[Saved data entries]
::::

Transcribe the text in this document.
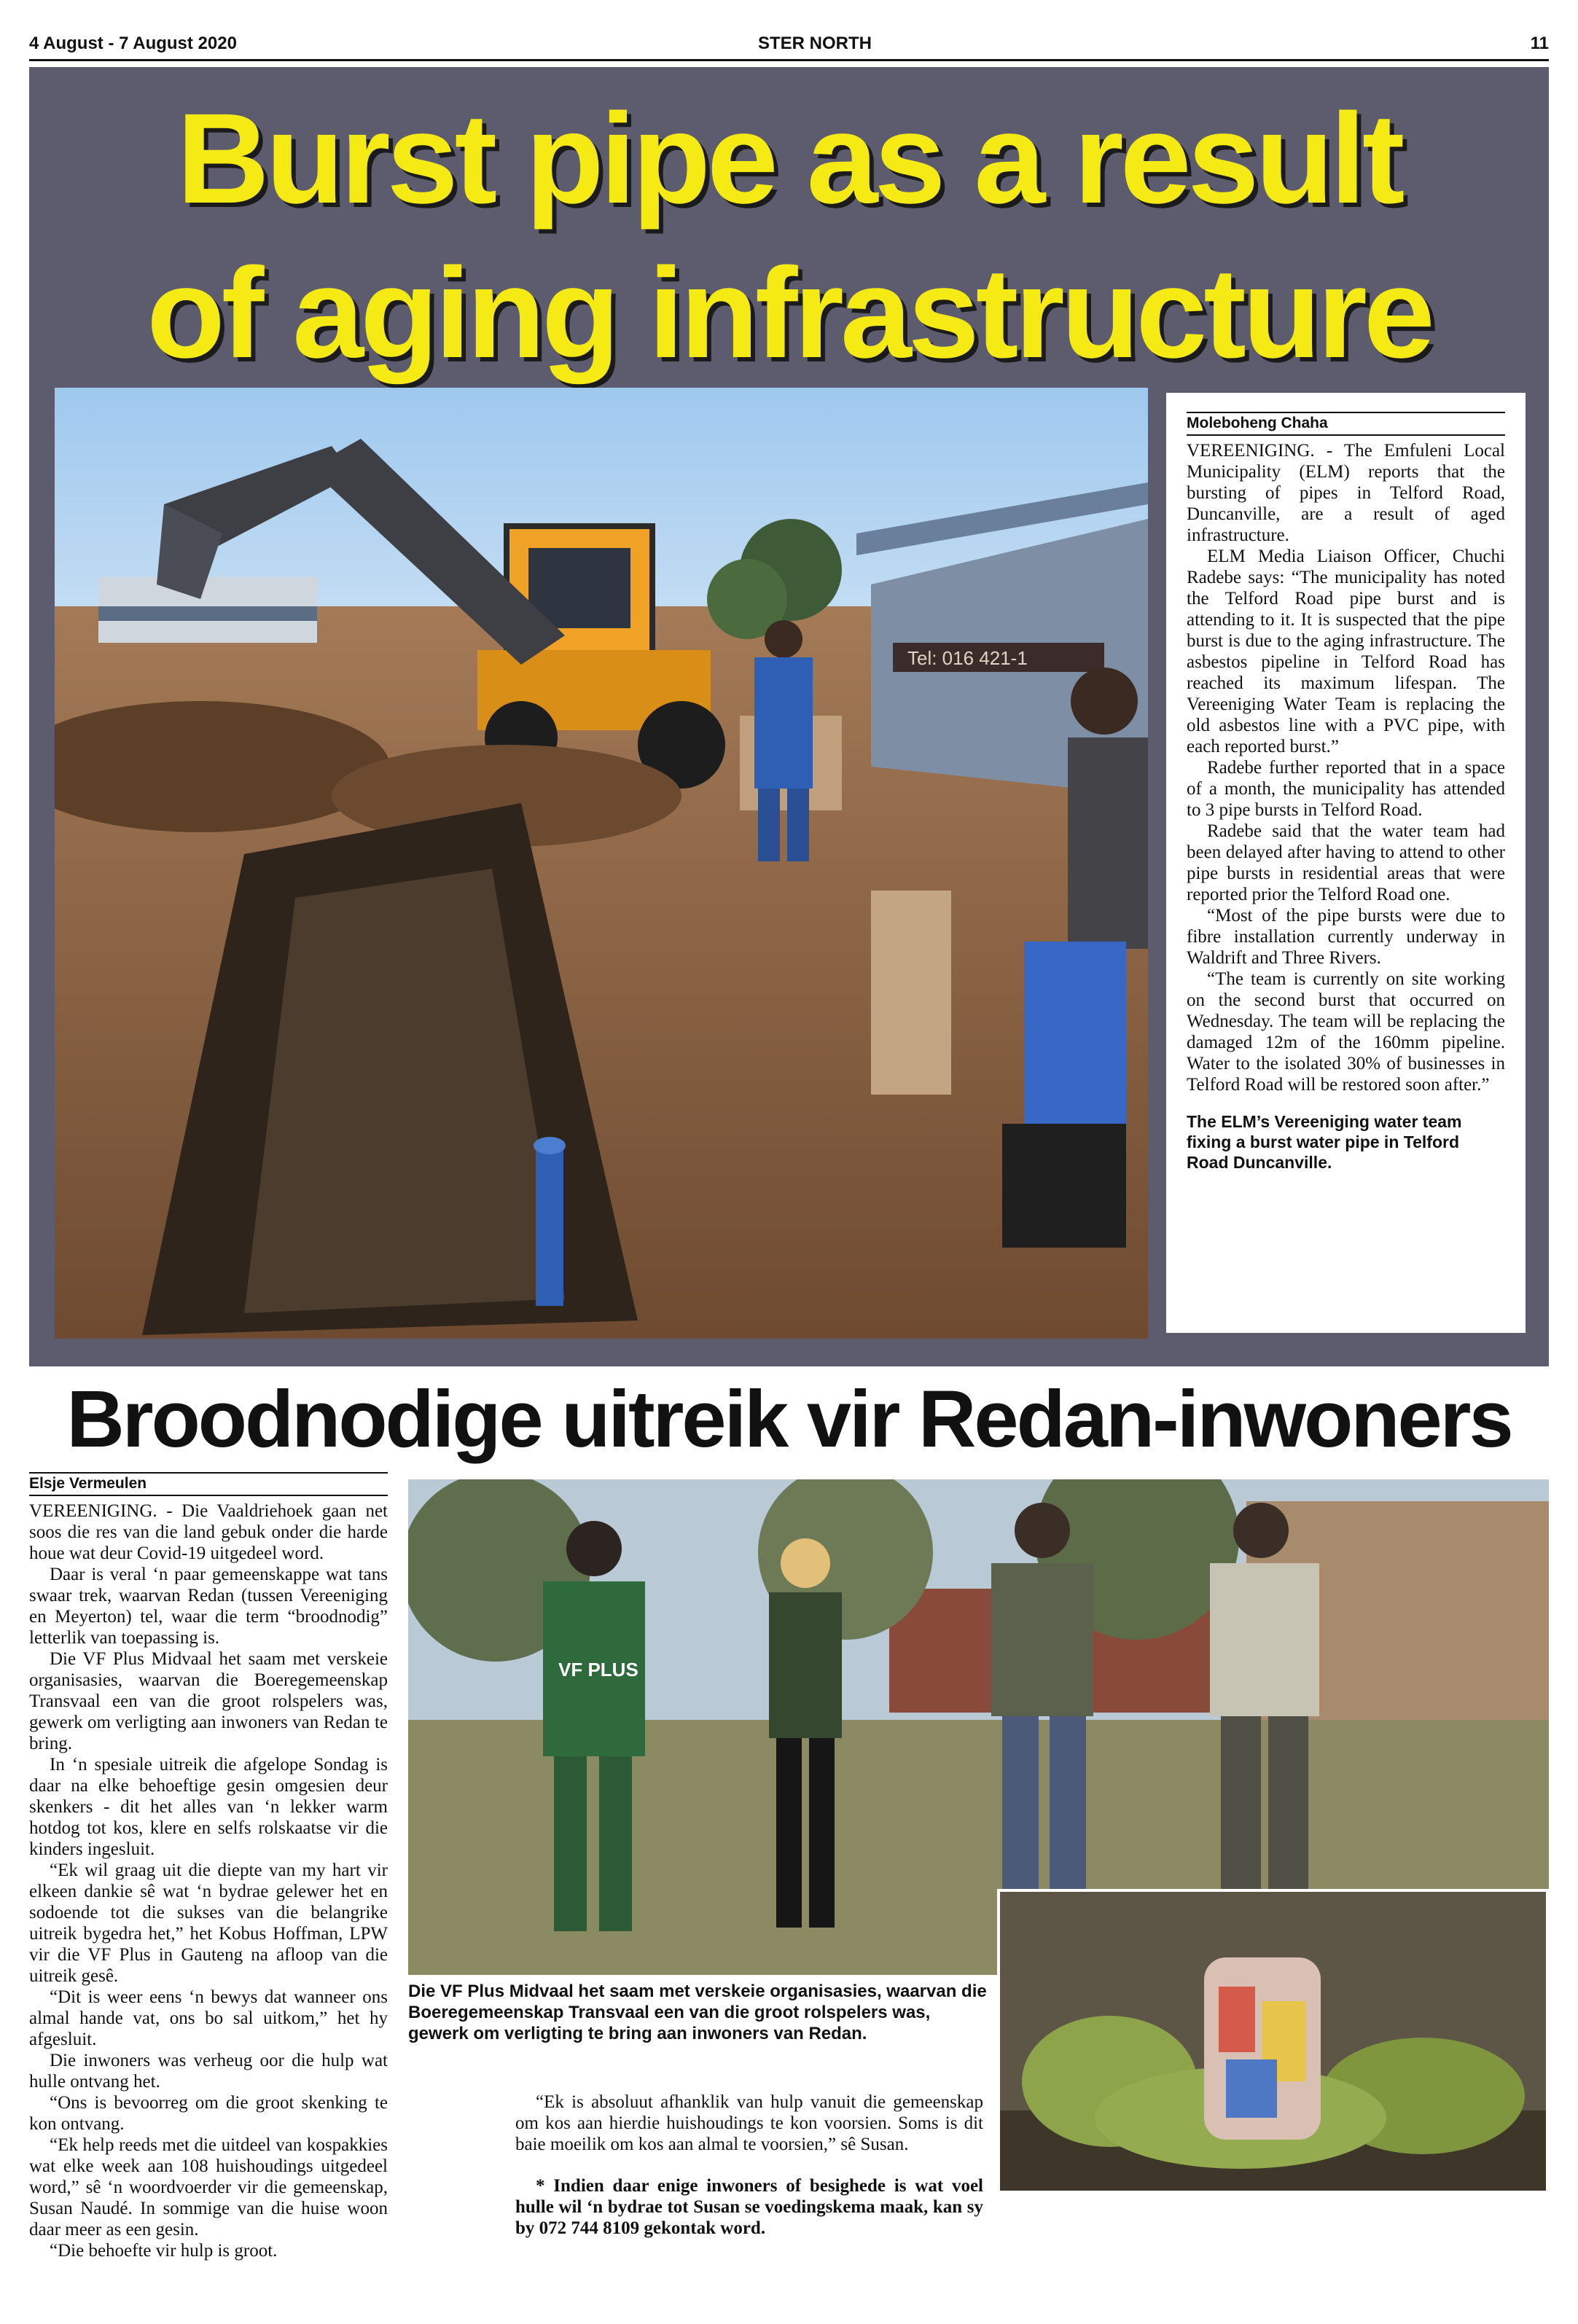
4 August - 7 August 2020	STER NORTH	11
Burst pipe as a result
of aging infrastructure
Tel: 016 421-1
Moleboheng Chaha

VEREENIGING. - The Emfuleni Local Municipality (ELM) reports that the bursting of pipes in Telford Road, Duncanville, are a result of aged infrastructure.

ELM Media Liaison Officer, Chuchi Radebe says: “The municipality has noted the Telford Road pipe burst and is attending to it. It is suspected that the pipe burst is due to the aging infrastructure. The asbestos pipeline in Telford Road has reached its maximum lifespan. The Vereeniging Water Team is replacing the old asbestos line with a PVC pipe, with each reported burst.”

Radebe further reported that in a space of a month, the municipality has attended to 3 pipe bursts in Telford Road.

Radebe said that the water team had been delayed after having to attend to other pipe bursts in residential areas that were reported prior the Telford Road one.

“Most of the pipe bursts were due to fibre installation currently underway in Waldrift and Three Rivers.

“The team is currently on site working on the second burst that occurred on Wednesday. The team will be replacing the damaged 12m of the 160mm pipeline. Water to the isolated 30% of businesses in Telford Road will be restored soon after.”

The ELM’s Vereeniging water team fixing a burst water pipe in Telford Road Duncanville.
Broodnodige uitreik vir Redan-inwoners
Elsje Vermeulen

VEREENIGING. - Die Vaaldriehoek gaan net soos die res van die land gebuk onder die harde houe wat deur Covid-19 uitgedeel word.

Daar is veral ‘n paar gemeenskappe wat tans swaar trek, waarvan Redan (tussen Vereeniging en Meyerton) tel, waar die term “broodnodig” letterlik van toepassing is.

Die VF Plus Midvaal het saam met verskeie organisasies, waarvan die Boeregemeenskap Transvaal een van die groot rolspelers was, gewerk om verligting aan inwoners van Redan te bring.

In ‘n spesiale uitreik die afgelope Sondag is daar na elke behoeftige gesin omgesien deur skenkers - dit het alles van ‘n lekker warm hotdog tot kos, klere en selfs rolskaatse vir die kinders ingesluit.

“Ek wil graag uit die diepte van my hart vir elkeen dankie sê wat ‘n bydrae gelewer het en sodoende tot die sukses van die belangrike uitreik bygedra het,” het Kobus Hoffman, LPW vir die VF Plus in Gauteng na afloop van die uitreik gesê.

“Dit is weer eens ‘n bewys dat wanneer ons almal hande vat, ons bo sal uitkom,” het hy afgesluit.

Die inwoners was verheug oor die hulp wat hulle ontvang het.

“Ons is bevoorreg om die groot skenking te kon ontvang.

“Ek help reeds met die uitdeel van kospakkies wat elke week aan 108 huishoudings uitgedeel word,” sê ‘n woordvoerder vir die gemeenskap, Susan Naudé. In sommige van die huise woon daar meer as een gesin.

“Die behoefte vir hulp is groot.

VF PLUS
Die VF Plus Midvaal het saam met verskeie organisasies, waarvan die Boeregemeenskap Transvaal een van die groot rolspelers was, gewerk om verligting te bring aan inwoners van Redan.

“Ek is absoluut afhanklik van hulp vanuit die gemeenskap om kos aan hierdie huishoudings te kon voorsien. Soms is dit baie moeilik om kos aan almal te voorsien,” sê Susan.

* Indien daar enige inwoners of besighede is wat voel hulle wil ‘n bydrae tot Susan se voedingskema maak, kan sy by 072 744 8109 gekontak word.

::::

**TASK DESCRIPTION:** From the data above, pick out each line containing "currently" and copy it.

**RESPONSE TO THE EXERCISE:**
“Most of the pipe bursts were due to fibre installation currently underway in Waldrift and Three Rivers.
“The team is currently on site working on the second burst that occurred on Wednesday. The team will be replacing the damaged 12m of the 160mm pipeline. Water to the isolated 30% of businesses in Telford Road will be restored soon after.”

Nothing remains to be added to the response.